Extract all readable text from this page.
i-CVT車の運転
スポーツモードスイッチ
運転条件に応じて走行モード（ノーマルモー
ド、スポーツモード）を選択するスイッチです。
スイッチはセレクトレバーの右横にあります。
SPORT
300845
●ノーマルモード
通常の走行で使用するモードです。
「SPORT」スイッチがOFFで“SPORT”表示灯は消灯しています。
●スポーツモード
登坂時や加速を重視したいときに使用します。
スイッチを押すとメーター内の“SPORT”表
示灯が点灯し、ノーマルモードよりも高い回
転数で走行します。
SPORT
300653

——————————

## GOAL
Nothing in the listing may be changed; retype it all exactly.

## RESULT OF THIS EXERCISE
Extract all readable text from this page.
i-CVT車の運転
スポーツモードスイッチ
運転条件に応じて走行モード（ノーマルモー
ド、スポーツモード）を選択するスイッチです。
スイッチはセレクトレバーの右横にあります。
SPORT
300845
●ノーマルモード
通常の走行で使用するモードです。
「SPORT」スイッチがOFFで“SPORT”表示灯は消灯しています。
●スポーツモード
登坂時や加速を重視したいときに使用します。
スイッチを押すとメーター内の“SPORT”表
示灯が点灯し、ノーマルモードよりも高い回
転数で走行します。
SPORT
300653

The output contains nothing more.